STATED PROBLEM
List each line of the data that holds the word "arrow".

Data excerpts
====================

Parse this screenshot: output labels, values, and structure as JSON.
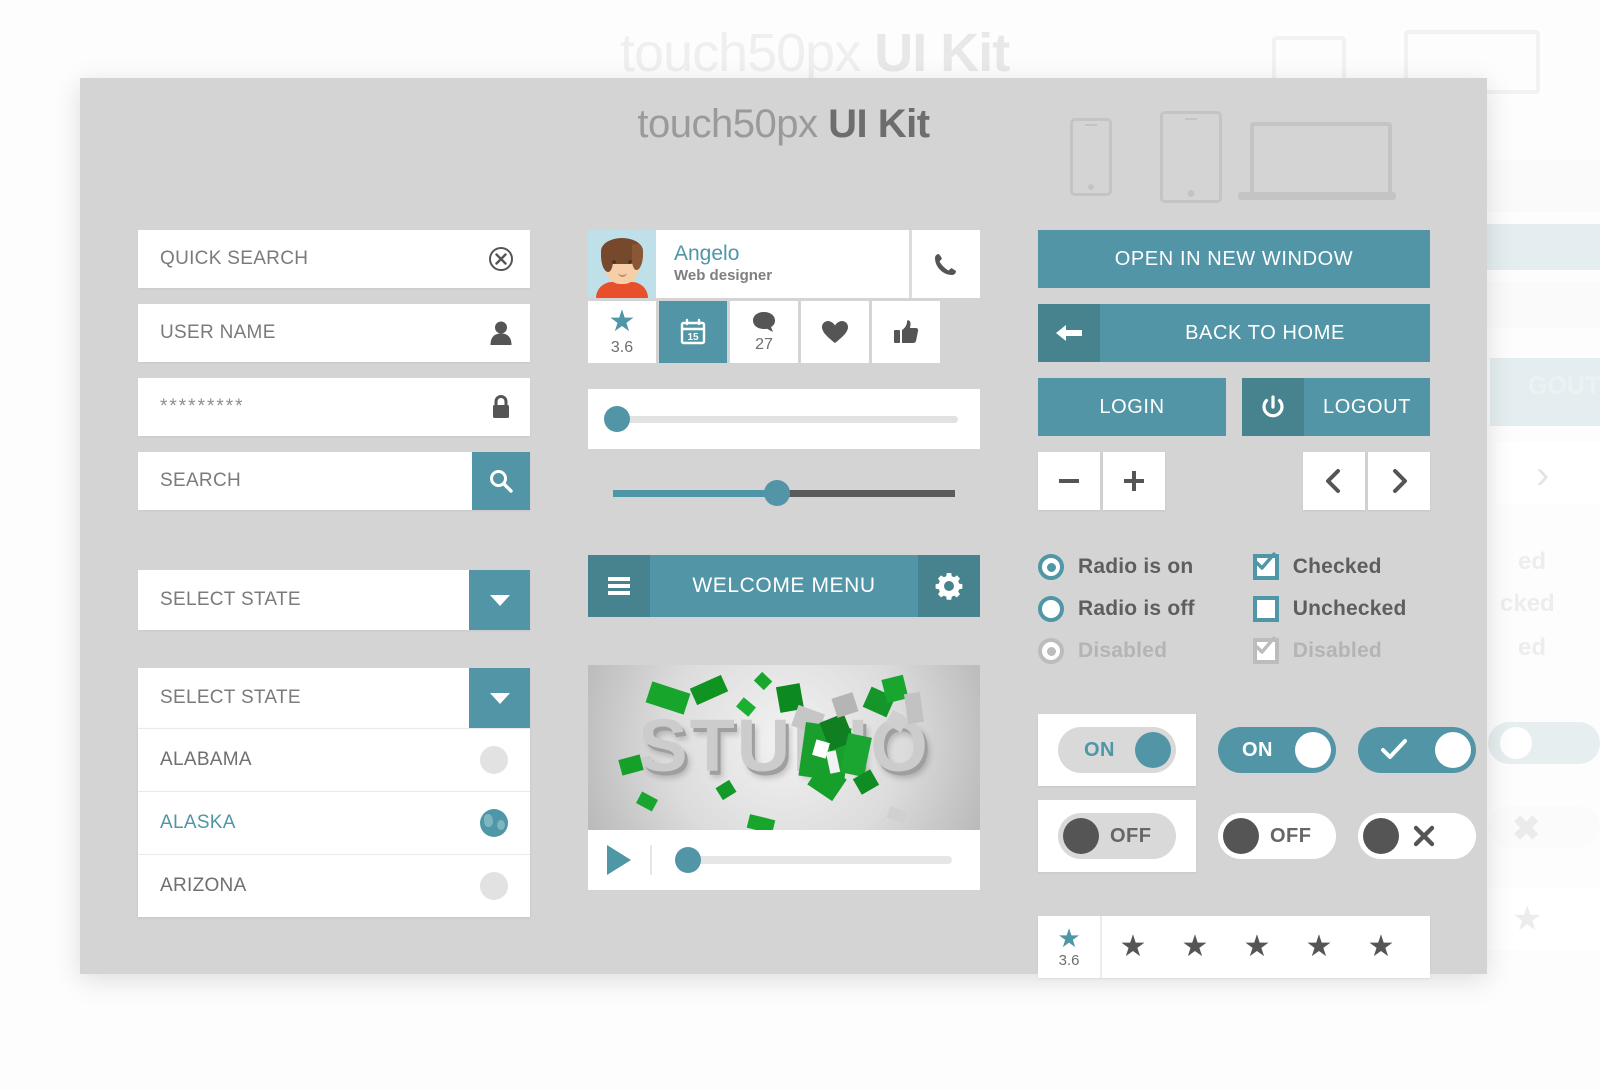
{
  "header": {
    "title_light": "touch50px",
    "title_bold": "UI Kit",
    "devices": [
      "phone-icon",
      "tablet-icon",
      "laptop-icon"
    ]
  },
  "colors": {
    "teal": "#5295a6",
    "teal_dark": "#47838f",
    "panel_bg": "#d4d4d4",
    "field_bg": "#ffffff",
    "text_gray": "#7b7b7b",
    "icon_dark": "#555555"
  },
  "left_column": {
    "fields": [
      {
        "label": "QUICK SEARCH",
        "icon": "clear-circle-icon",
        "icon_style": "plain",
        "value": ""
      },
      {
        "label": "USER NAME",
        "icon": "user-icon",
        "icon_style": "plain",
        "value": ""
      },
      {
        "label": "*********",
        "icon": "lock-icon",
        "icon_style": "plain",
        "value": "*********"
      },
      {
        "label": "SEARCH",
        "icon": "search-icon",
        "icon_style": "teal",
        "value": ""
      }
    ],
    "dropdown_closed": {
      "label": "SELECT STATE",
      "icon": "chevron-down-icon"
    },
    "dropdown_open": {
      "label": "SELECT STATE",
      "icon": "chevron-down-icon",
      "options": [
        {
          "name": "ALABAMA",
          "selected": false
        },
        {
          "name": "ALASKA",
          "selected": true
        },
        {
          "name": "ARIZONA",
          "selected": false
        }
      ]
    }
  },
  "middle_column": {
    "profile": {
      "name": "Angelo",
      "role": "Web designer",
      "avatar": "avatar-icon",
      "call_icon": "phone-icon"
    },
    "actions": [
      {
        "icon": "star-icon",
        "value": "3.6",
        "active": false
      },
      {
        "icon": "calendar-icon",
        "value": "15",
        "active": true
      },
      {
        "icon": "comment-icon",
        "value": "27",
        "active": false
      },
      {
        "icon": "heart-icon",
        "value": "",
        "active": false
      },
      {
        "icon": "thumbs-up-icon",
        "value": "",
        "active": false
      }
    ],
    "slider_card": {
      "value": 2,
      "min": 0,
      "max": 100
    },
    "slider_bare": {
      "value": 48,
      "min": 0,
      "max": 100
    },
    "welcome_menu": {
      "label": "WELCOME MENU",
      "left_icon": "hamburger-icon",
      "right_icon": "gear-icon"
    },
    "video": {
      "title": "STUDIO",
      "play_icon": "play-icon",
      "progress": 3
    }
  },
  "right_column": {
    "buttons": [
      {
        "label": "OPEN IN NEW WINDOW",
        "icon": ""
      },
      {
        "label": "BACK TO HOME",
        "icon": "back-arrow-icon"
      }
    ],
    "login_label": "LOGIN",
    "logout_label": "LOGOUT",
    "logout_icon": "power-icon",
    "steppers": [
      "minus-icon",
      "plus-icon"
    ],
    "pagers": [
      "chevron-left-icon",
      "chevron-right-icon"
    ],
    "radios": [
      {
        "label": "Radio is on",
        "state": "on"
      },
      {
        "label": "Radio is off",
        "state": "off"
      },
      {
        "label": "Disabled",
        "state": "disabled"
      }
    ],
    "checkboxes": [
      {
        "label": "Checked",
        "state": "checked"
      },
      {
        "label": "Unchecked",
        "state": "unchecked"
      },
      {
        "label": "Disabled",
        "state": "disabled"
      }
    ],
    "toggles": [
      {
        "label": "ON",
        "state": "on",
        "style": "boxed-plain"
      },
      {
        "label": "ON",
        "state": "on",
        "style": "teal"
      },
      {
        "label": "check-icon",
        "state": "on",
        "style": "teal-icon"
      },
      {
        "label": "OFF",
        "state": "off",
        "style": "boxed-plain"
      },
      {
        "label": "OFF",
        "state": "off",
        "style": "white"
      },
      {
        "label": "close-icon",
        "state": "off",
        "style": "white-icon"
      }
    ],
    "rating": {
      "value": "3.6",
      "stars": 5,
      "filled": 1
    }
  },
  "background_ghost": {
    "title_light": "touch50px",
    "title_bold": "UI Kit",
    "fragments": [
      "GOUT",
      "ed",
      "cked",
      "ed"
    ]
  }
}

====================

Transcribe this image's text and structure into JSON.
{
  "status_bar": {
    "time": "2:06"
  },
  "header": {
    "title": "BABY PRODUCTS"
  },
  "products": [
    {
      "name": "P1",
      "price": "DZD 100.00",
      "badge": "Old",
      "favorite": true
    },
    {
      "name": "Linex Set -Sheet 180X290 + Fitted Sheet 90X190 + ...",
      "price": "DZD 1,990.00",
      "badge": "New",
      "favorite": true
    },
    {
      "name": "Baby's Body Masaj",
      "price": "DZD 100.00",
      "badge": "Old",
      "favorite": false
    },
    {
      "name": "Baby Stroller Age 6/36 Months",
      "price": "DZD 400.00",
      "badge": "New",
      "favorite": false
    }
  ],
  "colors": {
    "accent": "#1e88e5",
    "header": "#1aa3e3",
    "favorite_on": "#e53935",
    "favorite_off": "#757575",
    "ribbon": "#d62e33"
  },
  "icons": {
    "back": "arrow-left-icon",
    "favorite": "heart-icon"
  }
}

====================

REPLY
        "icon": "back-arrow-icon"
    "back": "arrow-left-icon",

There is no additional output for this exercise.